_Required work:_
The entries that follow need to be returned without any alteration.

_Available data:_
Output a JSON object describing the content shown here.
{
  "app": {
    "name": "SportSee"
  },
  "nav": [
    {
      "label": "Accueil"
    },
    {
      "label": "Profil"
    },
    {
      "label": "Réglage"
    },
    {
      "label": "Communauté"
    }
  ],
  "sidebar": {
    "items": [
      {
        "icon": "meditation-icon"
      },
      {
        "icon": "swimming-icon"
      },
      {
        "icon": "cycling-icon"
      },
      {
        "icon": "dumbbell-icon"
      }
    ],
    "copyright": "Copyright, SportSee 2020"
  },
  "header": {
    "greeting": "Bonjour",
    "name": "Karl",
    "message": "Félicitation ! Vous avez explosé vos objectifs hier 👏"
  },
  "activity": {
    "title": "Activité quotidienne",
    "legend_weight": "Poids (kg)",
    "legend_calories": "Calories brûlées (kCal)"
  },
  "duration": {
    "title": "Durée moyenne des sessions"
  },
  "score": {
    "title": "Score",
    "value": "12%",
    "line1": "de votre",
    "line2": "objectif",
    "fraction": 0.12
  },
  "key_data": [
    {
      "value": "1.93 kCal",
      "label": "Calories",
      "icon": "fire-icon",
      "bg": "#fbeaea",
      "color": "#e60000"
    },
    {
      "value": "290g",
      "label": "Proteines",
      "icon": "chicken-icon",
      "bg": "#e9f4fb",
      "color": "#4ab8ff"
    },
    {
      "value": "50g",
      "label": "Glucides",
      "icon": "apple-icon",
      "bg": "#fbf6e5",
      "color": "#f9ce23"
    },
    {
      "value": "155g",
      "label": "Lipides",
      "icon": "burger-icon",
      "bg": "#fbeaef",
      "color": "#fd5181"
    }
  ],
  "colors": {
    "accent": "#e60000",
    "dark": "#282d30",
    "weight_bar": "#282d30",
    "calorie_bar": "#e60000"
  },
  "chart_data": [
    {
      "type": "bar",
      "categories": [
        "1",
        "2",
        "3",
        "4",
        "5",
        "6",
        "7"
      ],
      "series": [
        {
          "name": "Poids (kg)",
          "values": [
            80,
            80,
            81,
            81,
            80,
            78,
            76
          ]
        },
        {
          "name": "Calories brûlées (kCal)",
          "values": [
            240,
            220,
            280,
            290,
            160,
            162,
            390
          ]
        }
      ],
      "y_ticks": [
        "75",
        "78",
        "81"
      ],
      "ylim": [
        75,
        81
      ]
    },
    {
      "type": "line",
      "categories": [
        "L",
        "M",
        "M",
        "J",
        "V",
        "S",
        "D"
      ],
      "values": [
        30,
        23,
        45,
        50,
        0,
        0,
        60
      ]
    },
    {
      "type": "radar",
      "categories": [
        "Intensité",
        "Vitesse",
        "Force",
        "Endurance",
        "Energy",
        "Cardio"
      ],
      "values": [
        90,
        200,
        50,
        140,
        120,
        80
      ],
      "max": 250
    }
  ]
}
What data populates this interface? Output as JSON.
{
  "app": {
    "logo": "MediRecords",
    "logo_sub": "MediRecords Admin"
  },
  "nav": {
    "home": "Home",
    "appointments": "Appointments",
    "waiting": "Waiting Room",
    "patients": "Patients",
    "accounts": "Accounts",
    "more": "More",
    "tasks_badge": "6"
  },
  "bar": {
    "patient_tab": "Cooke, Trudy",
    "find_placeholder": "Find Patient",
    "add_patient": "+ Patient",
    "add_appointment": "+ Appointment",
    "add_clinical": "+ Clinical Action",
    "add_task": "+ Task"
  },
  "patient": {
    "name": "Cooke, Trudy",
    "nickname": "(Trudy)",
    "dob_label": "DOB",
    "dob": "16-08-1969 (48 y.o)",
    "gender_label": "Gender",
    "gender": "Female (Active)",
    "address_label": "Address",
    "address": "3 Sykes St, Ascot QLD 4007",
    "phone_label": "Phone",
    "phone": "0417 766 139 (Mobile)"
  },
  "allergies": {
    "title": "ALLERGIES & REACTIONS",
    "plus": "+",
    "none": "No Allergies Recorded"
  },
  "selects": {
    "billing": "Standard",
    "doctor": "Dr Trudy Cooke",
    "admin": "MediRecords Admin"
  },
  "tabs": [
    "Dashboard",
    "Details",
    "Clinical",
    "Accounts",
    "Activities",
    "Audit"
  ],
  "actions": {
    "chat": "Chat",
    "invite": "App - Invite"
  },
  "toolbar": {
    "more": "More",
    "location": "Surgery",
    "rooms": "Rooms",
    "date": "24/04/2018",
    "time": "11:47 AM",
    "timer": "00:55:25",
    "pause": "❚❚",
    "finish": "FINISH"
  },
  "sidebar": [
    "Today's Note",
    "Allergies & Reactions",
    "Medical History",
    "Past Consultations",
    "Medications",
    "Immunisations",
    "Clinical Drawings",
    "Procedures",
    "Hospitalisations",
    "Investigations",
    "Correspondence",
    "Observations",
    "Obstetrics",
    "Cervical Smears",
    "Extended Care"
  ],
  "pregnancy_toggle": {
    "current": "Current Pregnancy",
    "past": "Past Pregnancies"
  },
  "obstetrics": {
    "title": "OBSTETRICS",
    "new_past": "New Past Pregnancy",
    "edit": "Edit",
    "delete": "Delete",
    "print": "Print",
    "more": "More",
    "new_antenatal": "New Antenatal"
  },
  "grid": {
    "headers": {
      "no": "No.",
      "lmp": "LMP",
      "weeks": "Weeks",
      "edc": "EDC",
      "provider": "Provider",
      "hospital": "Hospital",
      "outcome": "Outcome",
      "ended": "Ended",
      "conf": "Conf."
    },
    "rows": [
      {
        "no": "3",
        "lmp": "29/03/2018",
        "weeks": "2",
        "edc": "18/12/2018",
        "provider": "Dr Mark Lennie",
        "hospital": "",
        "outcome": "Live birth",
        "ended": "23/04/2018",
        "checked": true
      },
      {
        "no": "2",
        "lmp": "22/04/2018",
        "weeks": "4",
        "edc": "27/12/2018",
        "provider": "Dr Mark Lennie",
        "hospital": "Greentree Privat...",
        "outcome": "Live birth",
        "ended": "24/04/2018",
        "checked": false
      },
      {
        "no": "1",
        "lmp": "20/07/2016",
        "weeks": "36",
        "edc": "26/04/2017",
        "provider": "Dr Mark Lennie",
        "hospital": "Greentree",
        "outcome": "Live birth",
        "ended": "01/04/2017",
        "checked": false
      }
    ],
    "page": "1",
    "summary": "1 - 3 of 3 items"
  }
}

_Finished exercise:_
Output a JSON object describing the content shown here.
{
  "app": {
    "name": "SportSee"
  },
  "nav": [
    {
      "label": "Accueil"
    },
    {
      "label": "Profil"
    },
    {
      "label": "Réglage"
    },
    {
      "label": "Communauté"
    }
  ],
  "sidebar": {
    "items": [
      {
        "icon": "meditation-icon"
      },
      {
        "icon": "swimming-icon"
      },
      {
        "icon": "cycling-icon"
      },
      {
        "icon": "dumbbell-icon"
      }
    ],
    "copyright": "Copyright, SportSee 2020"
  },
  "header": {
    "greeting": "Bonjour",
    "name": "Karl",
    "message": "Félicitation ! Vous avez explosé vos objectifs hier 👏"
  },
  "activity": {
    "title": "Activité quotidienne",
    "legend_weight": "Poids (kg)",
    "legend_calories": "Calories brûlées (kCal)"
  },
  "duration": {
    "title": "Durée moyenne des sessions"
  },
  "score": {
    "title": "Score",
    "value": "12%",
    "line1": "de votre",
    "line2": "objectif",
    "fraction": 0.12
  },
  "key_data": [
    {
      "value": "1.93 kCal",
      "label": "Calories",
      "icon": "fire-icon",
      "bg": "#fbeaea",
      "color": "#e60000"
    },
    {
      "value": "290g",
      "label": "Proteines",
      "icon": "chicken-icon",
      "bg": "#e9f4fb",
      "color": "#4ab8ff"
    },
    {
      "value": "50g",
      "label": "Glucides",
      "icon": "apple-icon",
      "bg": "#fbf6e5",
      "color": "#f9ce23"
    },
    {
      "value": "155g",
      "label": "Lipides",
      "icon": "burger-icon",
      "bg": "#fbeaef",
      "color": "#fd5181"
    }
  ],
  "colors": {
    "accent": "#e60000",
    "dark": "#282d30",
    "weight_bar": "#282d30",
    "calorie_bar": "#e60000"
  },
  "chart_data": [
    {
      "type": "bar",
      "categories": [
        "1",
        "2",
        "3",
        "4",
        "5",
        "6",
        "7"
      ],
      "series": [
        {
          "name": "Poids (kg)",
          "values": [
            80,
            80,
            81,
            81,
            80,
            78,
            76
          ]
        },
        {
          "name": "Calories brûlées (kCal)",
          "values": [
            240,
            220,
            280,
            290,
            160,
            162,
            390
          ]
        }
      ],
      "y_ticks": [
        "75",
        "78",
        "81"
      ],
      "ylim": [
        75,
        81
      ]
    },
    {
      "type": "line",
      "categories": [
        "L",
        "M",
        "M",
        "J",
        "V",
        "S",
        "D"
      ],
      "values": [
        30,
        23,
        45,
        50,
        0,
        0,
        60
      ]
    },
    {
      "type": "radar",
      "categories": [
        "Intensité",
        "Vitesse",
        "Force",
        "Endurance",
        "Energy",
        "Cardio"
      ],
      "values": [
        90,
        200,
        50,
        140,
        120,
        80
      ],
      "max": 250
    }
  ]
}
What data populates this interface? Output as JSON.
{
  "app": {
    "logo": "MediRecords",
    "logo_sub": "MediRecords Admin"
  },
  "nav": {
    "home": "Home",
    "appointments": "Appointments",
    "waiting": "Waiting Room",
    "patients": "Patients",
    "accounts": "Accounts",
    "more": "More",
    "tasks_badge": "6"
  },
  "bar": {
    "patient_tab": "Cooke, Trudy",
    "find_placeholder": "Find Patient",
    "add_patient": "+ Patient",
    "add_appointment": "+ Appointment",
    "add_clinical": "+ Clinical Action",
    "add_task": "+ Task"
  },
  "patient": {
    "name": "Cooke, Trudy",
    "nickname": "(Trudy)",
    "dob_label": "DOB",
    "dob": "16-08-1969 (48 y.o)",
    "gender_label": "Gender",
    "gender": "Female (Active)",
    "address_label": "Address",
    "address": "3 Sykes St, Ascot QLD 4007",
    "phone_label": "Phone",
    "phone": "0417 766 139 (Mobile)"
  },
  "allergies": {
    "title": "ALLERGIES & REACTIONS",
    "plus": "+",
    "none": "No Allergies Recorded"
  },
  "selects": {
    "billing": "Standard",
    "doctor": "Dr Trudy Cooke",
    "admin": "MediRecords Admin"
  },
  "tabs": [
    "Dashboard",
    "Details",
    "Clinical",
    "Accounts",
    "Activities",
    "Audit"
  ],
  "actions": {
    "chat": "Chat",
    "invite": "App - Invite"
  },
  "toolbar": {
    "more": "More",
    "location": "Surgery",
    "rooms": "Rooms",
    "date": "24/04/2018",
    "time": "11:47 AM",
    "timer": "00:55:25",
    "pause": "❚❚",
    "finish": "FINISH"
  },
  "sidebar": [
    "Today's Note",
    "Allergies & Reactions",
    "Medical History",
    "Past Consultations",
    "Medications",
    "Immunisations",
    "Clinical Drawings",
    "Procedures",
    "Hospitalisations",
    "Investigations",
    "Correspondence",
    "Observations",
    "Obstetrics",
    "Cervical Smears",
    "Extended Care"
  ],
  "pregnancy_toggle": {
    "current": "Current Pregnancy",
    "past": "Past Pregnancies"
  },
  "obstetrics": {
    "title": "OBSTETRICS",
    "new_past": "New Past Pregnancy",
    "edit": "Edit",
    "delete": "Delete",
    "print": "Print",
    "more": "More",
    "new_antenatal": "New Antenatal"
  },
  "grid": {
    "headers": {
      "no": "No.",
      "lmp": "LMP",
      "weeks": "Weeks",
      "edc": "EDC",
      "provider": "Provider",
      "hospital": "Hospital",
      "outcome": "Outcome",
      "ended": "Ended",
      "conf": "Conf."
    },
    "rows": [
      {
        "no": "3",
        "lmp": "29/03/2018",
        "weeks": "2",
        "edc": "18/12/2018",
        "provider": "Dr Mark Lennie",
        "hospital": "",
        "outcome": "Live birth",
        "ended": "23/04/2018",
        "checked": true
      },
      {
        "no": "2",
        "lmp": "22/04/2018",
        "weeks": "4",
        "edc": "27/12/2018",
        "provider": "Dr Mark Lennie",
        "hospital": "Greentree Privat...",
        "outcome": "Live birth",
        "ended": "24/04/2018",
        "checked": false
      },
      {
        "no": "1",
        "lmp": "20/07/2016",
        "weeks": "36",
        "edc": "26/04/2017",
        "provider": "Dr Mark Lennie",
        "hospital": "Greentree",
        "outcome": "Live birth",
        "ended": "01/04/2017",
        "checked": false
      }
    ],
    "page": "1",
    "summary": "1 - 3 of 3 items"
  }
}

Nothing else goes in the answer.